#### [Data to process]
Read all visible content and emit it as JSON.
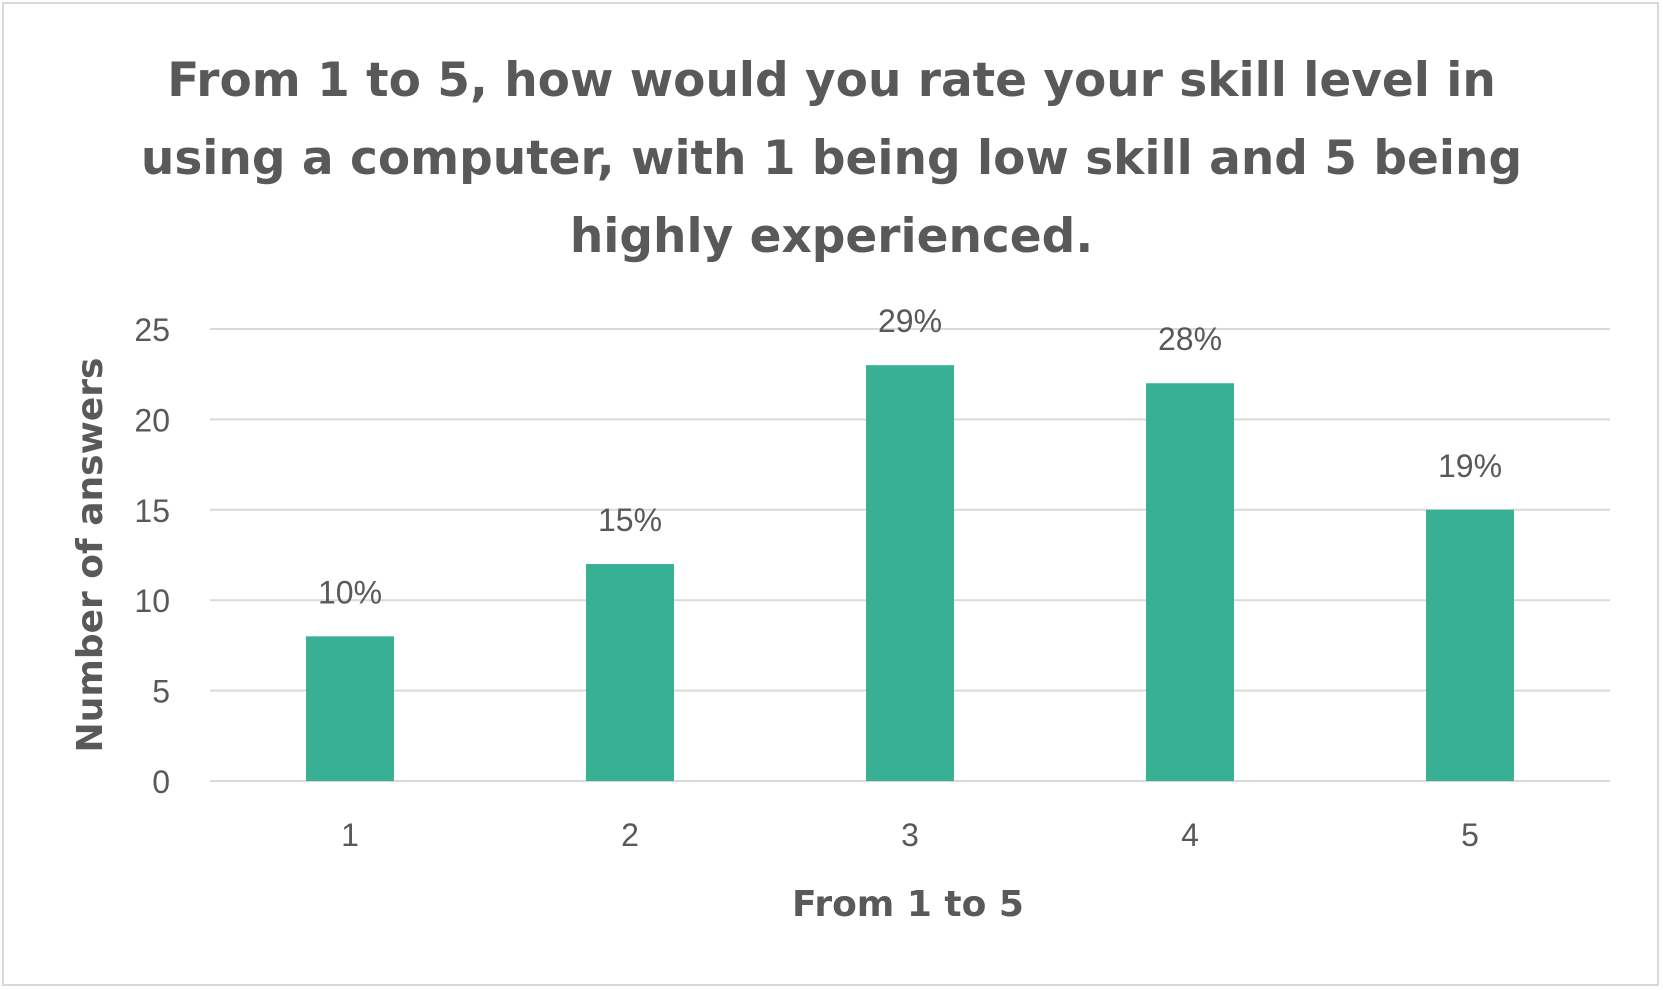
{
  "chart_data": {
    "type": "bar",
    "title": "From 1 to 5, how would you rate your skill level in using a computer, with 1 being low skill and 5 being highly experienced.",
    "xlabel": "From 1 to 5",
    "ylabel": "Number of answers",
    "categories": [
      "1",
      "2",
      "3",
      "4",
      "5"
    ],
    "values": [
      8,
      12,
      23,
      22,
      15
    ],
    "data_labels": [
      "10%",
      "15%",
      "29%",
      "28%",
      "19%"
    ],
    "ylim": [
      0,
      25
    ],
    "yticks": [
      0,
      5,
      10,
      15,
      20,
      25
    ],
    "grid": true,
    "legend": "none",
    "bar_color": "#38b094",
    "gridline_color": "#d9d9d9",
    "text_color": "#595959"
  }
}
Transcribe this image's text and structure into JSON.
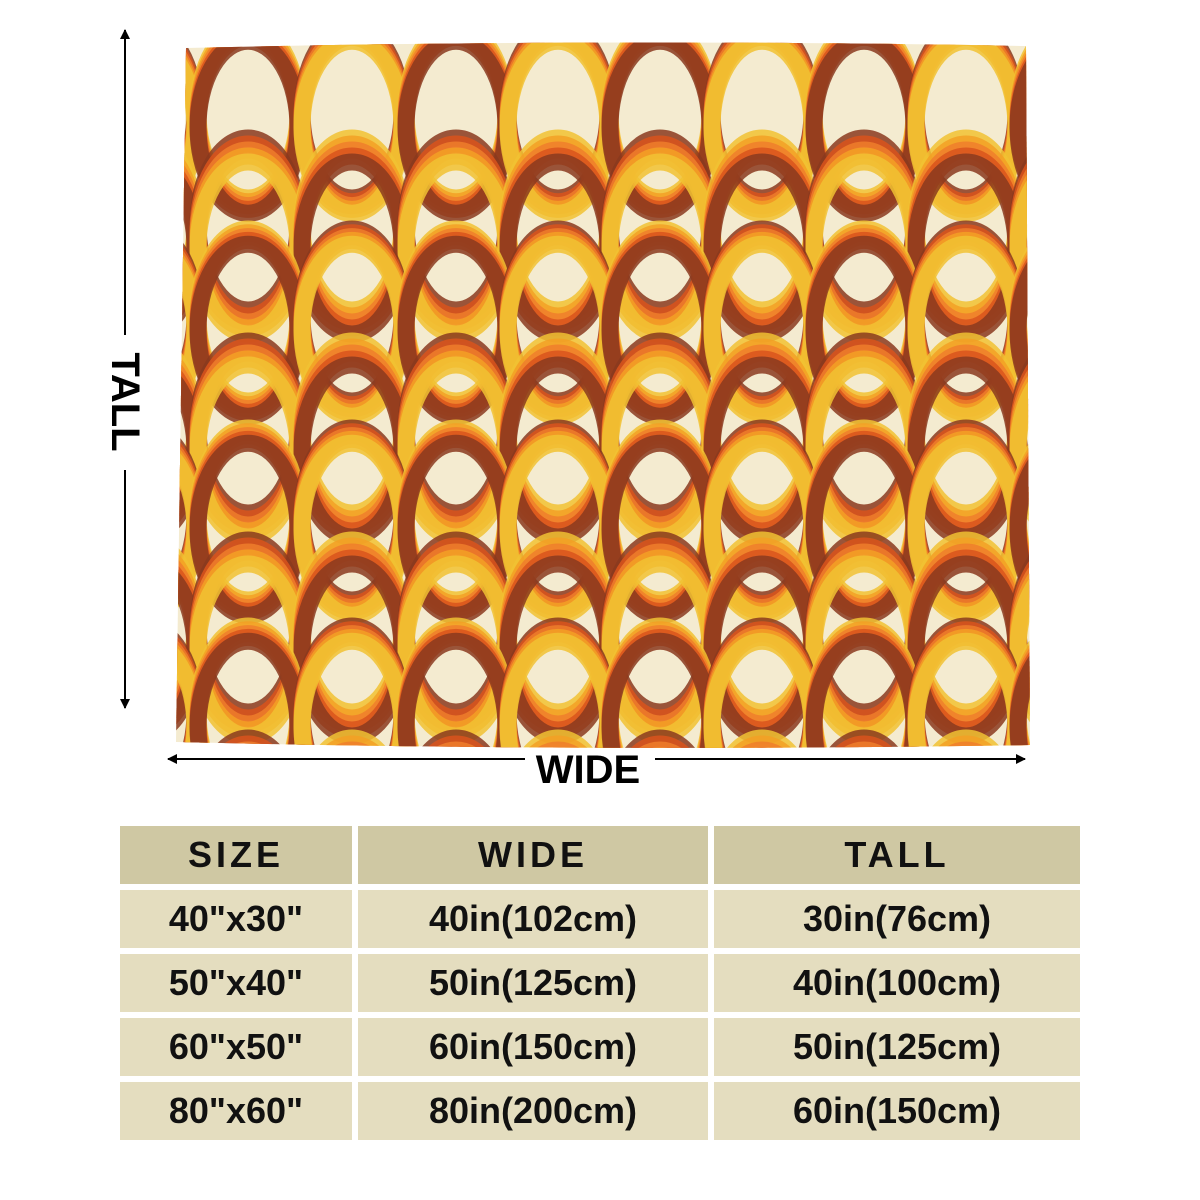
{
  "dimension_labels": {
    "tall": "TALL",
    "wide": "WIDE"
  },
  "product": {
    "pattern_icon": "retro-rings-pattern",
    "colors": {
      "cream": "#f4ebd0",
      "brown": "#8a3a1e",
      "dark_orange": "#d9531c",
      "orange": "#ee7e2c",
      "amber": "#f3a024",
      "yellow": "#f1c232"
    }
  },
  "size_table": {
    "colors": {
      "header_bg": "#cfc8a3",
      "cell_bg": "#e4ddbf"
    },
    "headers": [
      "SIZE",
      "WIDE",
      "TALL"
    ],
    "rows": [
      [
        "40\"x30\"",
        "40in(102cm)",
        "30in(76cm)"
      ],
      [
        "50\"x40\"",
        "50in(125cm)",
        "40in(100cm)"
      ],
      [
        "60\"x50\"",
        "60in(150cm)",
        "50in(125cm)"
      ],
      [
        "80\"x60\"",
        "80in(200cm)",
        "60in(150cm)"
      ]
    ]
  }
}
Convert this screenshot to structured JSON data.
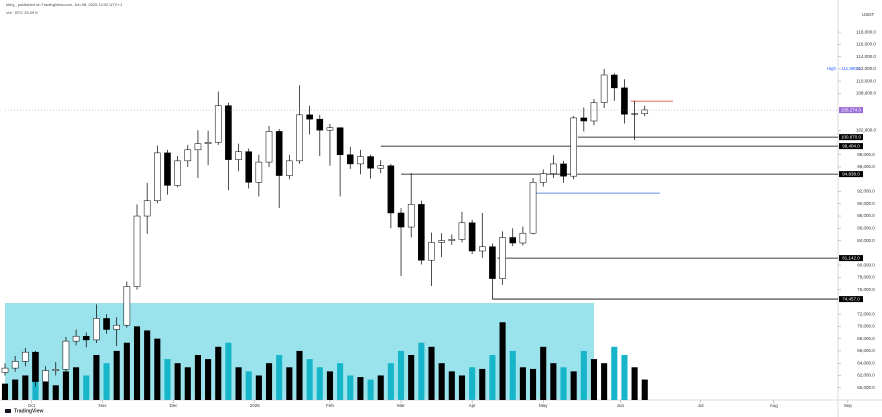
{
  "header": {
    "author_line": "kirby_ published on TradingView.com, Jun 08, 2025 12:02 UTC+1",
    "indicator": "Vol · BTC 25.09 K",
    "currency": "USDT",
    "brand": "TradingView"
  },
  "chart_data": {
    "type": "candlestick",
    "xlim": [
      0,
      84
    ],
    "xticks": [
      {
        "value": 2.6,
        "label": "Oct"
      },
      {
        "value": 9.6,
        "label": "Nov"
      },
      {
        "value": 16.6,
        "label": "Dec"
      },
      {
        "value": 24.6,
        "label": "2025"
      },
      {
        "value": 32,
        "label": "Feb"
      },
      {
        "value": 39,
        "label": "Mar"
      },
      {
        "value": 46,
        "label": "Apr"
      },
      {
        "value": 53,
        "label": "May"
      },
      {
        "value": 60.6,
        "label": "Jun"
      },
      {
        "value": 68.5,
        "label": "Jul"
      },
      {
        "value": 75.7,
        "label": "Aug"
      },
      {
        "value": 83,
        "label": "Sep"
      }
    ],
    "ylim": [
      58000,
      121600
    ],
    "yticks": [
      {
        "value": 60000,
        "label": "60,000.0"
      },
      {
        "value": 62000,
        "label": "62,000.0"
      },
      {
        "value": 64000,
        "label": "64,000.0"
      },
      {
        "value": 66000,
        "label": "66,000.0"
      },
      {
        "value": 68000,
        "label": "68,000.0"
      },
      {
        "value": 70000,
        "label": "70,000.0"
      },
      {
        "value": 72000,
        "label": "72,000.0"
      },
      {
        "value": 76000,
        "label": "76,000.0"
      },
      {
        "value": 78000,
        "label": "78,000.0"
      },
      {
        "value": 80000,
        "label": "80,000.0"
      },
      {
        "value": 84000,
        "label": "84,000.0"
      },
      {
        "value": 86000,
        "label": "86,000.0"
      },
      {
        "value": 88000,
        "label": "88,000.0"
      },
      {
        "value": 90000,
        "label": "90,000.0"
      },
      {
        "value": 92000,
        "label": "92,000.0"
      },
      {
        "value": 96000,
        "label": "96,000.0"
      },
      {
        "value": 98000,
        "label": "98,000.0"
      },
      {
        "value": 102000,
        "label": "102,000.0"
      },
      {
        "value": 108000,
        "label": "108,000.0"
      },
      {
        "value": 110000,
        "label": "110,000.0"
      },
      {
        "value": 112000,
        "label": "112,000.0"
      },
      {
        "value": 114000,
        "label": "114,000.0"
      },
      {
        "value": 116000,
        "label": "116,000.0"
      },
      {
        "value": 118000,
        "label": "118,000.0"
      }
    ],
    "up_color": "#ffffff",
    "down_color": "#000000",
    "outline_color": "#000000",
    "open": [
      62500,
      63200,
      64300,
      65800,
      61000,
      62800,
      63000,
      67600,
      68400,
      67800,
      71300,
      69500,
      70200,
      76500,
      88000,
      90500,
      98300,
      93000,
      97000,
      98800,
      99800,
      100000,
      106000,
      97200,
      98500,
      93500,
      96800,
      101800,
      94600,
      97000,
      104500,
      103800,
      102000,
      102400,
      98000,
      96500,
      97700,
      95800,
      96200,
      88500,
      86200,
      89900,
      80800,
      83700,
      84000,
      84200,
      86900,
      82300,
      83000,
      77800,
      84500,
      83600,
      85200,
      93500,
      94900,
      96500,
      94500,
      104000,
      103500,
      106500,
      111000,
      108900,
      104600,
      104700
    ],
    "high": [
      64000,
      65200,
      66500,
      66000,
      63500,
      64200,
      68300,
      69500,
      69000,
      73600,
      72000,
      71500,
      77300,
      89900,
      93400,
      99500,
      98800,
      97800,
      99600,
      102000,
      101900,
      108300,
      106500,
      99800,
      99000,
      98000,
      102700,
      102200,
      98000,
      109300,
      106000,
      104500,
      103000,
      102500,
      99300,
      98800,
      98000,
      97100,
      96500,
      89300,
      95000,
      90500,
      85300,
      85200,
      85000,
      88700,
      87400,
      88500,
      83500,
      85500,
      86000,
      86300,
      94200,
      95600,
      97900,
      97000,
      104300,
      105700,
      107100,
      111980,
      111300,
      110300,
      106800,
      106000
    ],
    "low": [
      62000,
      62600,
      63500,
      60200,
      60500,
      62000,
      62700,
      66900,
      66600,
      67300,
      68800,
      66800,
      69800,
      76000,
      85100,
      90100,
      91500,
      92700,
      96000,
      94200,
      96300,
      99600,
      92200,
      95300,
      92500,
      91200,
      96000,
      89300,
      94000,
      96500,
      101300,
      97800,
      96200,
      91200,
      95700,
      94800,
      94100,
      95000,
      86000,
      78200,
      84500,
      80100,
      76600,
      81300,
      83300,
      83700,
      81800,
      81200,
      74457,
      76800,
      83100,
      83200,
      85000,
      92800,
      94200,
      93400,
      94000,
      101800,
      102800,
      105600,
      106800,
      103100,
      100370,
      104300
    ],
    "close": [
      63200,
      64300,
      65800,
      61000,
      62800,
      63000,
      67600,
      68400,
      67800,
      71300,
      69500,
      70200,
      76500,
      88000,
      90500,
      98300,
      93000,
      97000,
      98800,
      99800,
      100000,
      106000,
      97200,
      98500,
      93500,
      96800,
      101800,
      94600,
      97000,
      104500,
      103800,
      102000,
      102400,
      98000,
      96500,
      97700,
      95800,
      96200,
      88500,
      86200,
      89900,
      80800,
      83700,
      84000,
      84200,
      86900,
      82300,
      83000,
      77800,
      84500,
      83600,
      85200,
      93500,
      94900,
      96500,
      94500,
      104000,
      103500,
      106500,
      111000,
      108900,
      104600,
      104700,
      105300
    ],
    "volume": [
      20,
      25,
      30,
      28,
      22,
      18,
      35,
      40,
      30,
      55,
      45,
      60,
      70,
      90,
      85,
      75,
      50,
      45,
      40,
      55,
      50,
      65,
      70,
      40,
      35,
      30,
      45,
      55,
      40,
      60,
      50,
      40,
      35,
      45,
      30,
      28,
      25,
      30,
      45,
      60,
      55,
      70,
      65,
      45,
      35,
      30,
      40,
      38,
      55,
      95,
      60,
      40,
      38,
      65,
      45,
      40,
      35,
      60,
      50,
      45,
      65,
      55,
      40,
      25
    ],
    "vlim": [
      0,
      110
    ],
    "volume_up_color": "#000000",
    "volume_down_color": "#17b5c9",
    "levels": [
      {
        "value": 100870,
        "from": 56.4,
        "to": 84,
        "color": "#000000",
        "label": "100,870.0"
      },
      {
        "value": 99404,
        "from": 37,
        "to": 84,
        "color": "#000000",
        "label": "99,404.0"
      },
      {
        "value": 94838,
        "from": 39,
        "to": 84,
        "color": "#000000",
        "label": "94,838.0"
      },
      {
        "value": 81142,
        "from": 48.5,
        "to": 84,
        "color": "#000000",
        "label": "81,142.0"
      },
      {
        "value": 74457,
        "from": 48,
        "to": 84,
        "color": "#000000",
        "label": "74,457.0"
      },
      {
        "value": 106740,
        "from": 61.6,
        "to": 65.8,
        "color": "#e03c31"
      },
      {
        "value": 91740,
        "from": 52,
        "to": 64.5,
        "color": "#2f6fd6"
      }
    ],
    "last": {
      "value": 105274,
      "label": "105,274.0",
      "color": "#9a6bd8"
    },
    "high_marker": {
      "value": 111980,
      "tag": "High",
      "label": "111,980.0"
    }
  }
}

#### [What the exercise asks]
Pick out the lines containing the string "TradingView".

#### [Exercise answer]
    "author_line": "kirby_ published on TradingView.com, Jun 08, 2025 12:02 UTC+1",
    "brand": "TradingView"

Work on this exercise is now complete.